• [REQUIREMENT]
Keep only the lines of the data below that contain "type", and copy them.
== == ==
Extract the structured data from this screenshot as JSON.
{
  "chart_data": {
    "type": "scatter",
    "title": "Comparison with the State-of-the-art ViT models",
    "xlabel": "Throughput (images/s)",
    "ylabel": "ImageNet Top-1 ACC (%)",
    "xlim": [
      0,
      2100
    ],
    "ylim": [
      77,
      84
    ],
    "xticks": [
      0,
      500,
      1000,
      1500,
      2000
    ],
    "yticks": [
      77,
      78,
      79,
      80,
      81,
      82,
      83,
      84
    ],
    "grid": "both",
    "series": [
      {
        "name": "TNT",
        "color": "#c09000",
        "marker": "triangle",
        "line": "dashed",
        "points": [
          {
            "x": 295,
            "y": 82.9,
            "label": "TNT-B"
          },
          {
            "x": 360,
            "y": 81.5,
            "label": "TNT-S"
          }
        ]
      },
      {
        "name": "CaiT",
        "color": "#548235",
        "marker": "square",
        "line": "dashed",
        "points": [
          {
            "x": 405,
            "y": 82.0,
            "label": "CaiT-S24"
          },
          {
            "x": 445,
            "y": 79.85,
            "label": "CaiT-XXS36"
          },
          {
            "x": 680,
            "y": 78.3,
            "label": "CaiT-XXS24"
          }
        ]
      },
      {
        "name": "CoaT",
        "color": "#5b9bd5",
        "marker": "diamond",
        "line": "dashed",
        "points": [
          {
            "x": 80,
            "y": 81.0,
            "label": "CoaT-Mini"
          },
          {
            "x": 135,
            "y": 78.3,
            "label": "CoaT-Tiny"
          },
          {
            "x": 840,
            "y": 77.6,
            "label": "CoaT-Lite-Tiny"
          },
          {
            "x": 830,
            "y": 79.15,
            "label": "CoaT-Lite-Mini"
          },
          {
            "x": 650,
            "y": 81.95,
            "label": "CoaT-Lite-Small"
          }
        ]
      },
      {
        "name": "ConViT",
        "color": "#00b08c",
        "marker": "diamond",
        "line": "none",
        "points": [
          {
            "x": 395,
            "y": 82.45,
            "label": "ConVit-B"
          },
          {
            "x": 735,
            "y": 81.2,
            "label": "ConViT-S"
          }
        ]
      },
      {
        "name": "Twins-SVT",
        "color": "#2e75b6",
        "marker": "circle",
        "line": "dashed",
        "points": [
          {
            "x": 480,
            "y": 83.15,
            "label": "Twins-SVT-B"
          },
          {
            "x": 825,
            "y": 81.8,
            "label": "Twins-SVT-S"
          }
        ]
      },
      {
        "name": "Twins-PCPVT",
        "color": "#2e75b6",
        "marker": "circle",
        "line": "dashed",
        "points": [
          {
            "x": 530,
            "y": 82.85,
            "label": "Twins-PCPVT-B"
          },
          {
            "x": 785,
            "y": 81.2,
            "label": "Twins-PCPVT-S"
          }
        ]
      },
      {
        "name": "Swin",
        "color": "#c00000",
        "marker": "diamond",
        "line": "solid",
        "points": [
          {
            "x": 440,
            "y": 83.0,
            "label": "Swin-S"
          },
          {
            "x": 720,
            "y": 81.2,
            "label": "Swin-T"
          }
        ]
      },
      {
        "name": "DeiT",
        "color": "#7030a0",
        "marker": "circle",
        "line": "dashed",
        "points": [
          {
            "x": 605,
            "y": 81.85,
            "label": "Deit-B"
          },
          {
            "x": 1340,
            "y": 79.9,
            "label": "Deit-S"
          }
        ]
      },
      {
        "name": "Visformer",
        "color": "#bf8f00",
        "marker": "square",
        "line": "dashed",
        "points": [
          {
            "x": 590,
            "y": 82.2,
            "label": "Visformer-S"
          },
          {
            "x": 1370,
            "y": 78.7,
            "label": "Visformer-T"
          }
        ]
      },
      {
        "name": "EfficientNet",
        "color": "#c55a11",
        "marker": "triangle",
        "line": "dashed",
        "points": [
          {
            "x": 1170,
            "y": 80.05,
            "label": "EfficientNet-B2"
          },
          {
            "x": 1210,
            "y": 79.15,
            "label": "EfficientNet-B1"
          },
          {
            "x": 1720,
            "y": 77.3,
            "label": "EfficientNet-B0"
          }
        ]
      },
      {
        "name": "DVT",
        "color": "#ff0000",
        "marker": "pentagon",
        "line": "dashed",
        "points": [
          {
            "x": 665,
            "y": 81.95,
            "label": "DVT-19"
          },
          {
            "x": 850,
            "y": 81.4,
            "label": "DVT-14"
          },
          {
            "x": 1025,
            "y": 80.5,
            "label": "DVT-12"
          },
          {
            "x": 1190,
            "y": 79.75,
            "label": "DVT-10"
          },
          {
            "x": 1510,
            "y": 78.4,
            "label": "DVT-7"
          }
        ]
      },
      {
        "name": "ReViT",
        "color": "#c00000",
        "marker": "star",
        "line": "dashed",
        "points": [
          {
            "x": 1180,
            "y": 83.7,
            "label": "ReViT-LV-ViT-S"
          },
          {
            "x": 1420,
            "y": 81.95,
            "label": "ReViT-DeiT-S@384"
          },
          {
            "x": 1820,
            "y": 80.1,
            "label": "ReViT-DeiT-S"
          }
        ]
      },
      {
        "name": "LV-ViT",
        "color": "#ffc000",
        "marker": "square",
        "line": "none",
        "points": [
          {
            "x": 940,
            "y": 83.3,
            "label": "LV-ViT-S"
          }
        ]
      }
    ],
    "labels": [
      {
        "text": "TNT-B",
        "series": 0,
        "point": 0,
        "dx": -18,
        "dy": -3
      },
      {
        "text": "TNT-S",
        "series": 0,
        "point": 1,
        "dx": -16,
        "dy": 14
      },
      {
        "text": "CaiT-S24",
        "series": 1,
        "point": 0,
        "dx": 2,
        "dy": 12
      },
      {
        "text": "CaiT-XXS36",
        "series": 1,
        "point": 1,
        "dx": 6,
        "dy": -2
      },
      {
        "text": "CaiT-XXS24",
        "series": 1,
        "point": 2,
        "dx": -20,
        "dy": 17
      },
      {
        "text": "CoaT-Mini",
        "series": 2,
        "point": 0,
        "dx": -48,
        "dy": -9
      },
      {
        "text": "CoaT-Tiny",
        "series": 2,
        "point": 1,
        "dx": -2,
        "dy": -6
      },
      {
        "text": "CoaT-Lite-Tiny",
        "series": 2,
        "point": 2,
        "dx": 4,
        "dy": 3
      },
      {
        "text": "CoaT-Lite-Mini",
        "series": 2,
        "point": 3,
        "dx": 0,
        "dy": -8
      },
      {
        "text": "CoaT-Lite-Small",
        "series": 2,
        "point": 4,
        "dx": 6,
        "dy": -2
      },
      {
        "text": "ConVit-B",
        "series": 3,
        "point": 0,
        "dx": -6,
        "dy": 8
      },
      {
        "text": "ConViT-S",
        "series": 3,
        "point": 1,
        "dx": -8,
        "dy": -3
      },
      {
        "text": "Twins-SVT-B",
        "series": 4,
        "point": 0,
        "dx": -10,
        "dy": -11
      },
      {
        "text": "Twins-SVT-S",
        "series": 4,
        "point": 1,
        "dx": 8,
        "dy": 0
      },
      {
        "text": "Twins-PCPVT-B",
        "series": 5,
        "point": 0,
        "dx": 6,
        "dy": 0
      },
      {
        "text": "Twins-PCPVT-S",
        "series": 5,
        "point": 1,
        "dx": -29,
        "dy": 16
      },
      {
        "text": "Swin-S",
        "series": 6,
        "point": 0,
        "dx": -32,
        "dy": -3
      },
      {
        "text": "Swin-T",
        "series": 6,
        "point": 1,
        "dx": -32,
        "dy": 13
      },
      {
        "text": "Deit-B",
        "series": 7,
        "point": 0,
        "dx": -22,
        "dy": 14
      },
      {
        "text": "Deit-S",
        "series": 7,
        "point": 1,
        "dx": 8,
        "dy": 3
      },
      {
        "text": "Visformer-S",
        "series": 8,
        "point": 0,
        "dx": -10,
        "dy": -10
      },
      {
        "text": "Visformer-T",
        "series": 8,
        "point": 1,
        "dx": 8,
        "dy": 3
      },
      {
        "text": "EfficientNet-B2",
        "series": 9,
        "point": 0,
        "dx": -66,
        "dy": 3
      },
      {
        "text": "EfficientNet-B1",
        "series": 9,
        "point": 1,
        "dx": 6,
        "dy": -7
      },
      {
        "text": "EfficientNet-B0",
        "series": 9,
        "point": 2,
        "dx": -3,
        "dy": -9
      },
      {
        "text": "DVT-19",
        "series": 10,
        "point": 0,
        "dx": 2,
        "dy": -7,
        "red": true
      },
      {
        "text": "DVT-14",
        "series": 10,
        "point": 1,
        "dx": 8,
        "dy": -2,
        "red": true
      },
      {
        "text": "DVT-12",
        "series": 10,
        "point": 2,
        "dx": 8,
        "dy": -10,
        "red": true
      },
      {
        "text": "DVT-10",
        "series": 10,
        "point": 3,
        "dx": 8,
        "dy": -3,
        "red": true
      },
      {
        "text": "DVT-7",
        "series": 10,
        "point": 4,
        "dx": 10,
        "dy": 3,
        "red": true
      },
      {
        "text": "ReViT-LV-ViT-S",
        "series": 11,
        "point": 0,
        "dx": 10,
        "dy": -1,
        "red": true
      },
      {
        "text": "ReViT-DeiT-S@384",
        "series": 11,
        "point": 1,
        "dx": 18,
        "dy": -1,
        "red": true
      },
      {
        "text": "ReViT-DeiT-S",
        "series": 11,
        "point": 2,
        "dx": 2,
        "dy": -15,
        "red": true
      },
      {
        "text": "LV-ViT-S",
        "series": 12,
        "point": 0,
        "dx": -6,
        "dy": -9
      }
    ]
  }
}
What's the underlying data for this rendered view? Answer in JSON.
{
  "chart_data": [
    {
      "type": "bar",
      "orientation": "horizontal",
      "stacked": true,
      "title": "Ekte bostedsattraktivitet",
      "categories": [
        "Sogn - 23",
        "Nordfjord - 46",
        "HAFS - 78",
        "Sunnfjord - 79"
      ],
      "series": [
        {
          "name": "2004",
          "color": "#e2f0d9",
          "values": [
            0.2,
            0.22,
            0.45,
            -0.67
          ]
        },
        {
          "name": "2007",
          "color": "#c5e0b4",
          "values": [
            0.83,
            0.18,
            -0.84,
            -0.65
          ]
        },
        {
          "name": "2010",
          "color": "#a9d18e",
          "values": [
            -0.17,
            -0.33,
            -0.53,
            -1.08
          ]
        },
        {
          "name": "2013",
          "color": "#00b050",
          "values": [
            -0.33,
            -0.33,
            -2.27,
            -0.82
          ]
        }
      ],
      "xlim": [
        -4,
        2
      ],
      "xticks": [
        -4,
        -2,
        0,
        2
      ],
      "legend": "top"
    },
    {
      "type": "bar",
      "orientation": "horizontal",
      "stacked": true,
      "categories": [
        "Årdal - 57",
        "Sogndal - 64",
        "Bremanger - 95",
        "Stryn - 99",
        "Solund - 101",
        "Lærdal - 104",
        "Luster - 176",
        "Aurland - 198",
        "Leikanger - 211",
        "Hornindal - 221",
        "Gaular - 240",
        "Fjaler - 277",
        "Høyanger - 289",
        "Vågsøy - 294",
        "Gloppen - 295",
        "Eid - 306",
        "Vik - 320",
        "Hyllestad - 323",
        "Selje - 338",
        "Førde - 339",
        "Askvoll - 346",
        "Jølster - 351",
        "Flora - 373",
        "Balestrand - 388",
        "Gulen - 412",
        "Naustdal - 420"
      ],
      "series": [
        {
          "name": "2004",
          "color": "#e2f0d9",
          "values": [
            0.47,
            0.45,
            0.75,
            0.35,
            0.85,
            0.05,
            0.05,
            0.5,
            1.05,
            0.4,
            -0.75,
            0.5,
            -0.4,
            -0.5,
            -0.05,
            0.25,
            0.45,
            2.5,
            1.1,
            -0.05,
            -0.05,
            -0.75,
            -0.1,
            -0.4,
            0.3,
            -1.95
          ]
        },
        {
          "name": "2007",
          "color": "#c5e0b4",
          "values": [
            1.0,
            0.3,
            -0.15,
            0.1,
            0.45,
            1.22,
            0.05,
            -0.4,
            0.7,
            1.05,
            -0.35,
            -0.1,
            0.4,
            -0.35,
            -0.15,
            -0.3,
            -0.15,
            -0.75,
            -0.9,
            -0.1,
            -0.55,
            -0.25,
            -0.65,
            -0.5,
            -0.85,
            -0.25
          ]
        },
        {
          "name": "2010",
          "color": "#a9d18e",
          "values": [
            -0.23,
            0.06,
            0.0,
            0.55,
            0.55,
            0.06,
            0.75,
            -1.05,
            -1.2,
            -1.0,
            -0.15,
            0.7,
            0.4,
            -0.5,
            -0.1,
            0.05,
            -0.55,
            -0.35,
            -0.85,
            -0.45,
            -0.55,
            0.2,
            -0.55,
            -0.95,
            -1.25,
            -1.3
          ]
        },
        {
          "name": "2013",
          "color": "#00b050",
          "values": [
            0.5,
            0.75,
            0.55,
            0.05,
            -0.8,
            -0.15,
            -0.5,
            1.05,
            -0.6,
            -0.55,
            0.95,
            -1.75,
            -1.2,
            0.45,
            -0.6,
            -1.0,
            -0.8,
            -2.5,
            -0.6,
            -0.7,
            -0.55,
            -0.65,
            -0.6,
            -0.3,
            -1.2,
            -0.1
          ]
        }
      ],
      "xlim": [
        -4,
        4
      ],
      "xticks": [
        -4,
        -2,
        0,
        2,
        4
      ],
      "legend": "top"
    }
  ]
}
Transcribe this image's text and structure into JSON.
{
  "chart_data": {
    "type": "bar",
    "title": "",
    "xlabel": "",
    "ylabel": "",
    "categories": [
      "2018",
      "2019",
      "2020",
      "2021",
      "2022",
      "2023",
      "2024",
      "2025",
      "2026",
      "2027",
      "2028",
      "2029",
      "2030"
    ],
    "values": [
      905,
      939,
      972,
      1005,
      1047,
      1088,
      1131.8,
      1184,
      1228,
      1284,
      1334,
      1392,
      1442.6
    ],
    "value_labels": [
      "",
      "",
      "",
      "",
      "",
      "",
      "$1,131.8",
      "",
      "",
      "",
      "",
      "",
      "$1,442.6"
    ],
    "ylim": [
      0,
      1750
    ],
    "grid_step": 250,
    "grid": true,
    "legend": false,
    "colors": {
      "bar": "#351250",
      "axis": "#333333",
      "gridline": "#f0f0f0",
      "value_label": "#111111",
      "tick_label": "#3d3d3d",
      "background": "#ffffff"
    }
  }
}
== == ==
• [SOLVED PROBLEM]
    "type": "scatter",
      "type": "bar",
      "type": "bar",
    "type": "bar",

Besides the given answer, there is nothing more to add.